Exercise input:
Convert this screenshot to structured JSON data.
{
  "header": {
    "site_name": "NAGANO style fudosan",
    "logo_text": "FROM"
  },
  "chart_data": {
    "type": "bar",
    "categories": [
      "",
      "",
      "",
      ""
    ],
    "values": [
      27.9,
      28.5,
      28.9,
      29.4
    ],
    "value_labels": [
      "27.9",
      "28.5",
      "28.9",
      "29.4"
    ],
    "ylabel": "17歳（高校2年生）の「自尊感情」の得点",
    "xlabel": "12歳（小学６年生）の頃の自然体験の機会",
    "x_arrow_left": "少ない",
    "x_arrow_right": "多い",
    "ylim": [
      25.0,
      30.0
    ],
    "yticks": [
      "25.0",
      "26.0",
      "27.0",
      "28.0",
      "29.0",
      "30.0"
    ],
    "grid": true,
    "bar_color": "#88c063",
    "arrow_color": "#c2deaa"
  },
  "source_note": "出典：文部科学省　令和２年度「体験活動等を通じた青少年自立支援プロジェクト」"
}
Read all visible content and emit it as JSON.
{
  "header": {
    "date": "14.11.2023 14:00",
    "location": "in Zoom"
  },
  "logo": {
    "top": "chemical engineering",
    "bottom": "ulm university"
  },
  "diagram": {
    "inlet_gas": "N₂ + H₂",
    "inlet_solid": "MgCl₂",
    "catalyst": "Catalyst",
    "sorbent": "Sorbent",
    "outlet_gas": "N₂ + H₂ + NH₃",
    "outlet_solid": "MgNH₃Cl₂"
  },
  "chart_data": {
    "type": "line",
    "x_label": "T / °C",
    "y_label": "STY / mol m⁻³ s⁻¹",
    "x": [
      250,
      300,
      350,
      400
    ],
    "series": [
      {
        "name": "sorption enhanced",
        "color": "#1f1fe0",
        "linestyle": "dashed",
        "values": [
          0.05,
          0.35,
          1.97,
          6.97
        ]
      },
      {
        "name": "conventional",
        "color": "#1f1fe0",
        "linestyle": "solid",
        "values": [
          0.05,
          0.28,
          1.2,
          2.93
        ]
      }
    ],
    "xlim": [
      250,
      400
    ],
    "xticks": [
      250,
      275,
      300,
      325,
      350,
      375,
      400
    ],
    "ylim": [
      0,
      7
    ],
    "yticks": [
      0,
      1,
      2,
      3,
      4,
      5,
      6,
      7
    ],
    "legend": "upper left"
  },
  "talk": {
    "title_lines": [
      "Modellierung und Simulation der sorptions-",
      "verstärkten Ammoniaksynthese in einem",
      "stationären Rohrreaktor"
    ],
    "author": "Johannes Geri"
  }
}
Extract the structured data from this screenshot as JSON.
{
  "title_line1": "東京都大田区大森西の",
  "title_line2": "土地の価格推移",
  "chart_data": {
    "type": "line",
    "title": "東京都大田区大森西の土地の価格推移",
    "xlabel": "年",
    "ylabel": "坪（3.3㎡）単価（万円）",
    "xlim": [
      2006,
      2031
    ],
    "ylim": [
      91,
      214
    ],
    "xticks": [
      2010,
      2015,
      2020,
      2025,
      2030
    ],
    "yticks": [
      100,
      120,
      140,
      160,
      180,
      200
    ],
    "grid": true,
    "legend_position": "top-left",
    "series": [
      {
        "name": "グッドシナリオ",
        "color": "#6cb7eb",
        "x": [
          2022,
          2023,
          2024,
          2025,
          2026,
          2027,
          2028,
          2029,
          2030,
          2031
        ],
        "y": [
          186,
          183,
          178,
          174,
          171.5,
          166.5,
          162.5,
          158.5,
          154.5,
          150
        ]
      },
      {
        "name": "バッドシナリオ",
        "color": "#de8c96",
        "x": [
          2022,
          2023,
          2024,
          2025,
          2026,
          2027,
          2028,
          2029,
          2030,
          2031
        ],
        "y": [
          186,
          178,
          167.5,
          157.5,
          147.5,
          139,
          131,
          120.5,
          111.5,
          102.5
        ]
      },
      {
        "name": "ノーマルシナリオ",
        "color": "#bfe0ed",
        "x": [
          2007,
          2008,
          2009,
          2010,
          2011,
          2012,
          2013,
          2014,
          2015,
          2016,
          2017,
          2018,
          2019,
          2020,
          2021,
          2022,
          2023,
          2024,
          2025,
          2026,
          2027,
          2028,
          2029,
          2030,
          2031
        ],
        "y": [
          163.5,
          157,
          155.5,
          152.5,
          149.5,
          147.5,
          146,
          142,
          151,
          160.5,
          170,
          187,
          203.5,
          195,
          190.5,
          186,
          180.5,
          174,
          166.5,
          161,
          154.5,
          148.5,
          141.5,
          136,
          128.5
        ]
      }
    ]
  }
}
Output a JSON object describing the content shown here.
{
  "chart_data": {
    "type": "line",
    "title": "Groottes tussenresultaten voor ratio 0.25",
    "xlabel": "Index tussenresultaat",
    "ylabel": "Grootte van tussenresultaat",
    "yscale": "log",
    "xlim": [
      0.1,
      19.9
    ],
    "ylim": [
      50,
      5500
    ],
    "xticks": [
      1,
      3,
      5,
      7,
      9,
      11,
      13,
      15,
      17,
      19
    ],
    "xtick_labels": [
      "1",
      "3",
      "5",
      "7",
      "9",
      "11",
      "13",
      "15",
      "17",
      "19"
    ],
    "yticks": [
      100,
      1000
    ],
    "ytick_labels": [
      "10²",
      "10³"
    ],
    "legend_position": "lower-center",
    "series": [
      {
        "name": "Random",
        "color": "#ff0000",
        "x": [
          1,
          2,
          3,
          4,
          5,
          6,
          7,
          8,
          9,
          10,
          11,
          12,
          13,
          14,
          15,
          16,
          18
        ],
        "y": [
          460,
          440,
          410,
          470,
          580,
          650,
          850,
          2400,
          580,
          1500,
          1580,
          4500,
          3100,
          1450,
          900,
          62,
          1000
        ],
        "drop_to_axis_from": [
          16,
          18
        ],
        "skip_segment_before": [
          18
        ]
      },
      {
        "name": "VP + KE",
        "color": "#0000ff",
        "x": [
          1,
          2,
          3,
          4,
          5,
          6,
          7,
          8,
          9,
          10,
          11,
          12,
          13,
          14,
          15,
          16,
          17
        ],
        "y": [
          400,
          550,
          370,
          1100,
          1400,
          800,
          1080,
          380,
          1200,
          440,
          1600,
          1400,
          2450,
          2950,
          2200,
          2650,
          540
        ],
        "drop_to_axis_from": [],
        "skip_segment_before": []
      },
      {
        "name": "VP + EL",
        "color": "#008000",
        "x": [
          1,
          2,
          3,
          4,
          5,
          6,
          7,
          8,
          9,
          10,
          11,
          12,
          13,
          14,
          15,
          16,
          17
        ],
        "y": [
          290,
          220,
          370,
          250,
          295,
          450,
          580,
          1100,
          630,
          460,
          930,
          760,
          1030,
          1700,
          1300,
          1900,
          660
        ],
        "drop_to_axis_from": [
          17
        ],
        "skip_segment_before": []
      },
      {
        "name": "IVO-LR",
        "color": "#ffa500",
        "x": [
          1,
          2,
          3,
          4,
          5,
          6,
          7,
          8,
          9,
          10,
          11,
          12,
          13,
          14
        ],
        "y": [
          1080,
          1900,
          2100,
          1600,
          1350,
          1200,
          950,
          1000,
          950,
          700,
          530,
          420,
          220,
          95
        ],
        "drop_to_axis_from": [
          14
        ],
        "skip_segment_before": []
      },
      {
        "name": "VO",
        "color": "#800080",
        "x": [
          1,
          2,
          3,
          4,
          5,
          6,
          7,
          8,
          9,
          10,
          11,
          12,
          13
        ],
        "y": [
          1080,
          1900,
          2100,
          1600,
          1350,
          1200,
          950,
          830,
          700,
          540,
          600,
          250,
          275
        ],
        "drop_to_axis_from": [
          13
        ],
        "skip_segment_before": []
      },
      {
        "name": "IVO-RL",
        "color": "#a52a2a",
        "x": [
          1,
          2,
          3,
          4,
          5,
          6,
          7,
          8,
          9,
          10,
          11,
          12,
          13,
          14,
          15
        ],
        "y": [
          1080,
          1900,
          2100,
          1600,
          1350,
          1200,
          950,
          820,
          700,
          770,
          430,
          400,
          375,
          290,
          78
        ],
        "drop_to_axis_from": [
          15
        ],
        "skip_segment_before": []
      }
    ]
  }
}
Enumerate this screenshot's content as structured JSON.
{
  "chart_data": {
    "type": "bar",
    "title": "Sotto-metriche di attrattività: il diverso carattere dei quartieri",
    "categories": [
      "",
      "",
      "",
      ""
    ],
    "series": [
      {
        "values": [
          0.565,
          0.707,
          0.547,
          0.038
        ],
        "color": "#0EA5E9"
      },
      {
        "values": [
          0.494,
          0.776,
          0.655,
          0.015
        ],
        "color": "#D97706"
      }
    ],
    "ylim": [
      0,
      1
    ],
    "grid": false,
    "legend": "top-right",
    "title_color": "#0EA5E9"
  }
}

Given exercise:
Which lines above contain "tussenresultaat"? Show each of them.

Result of the exercise:
    "xlabel": "Index tussenresultaat",
    "ylabel": "Grootte van tussenresultaat",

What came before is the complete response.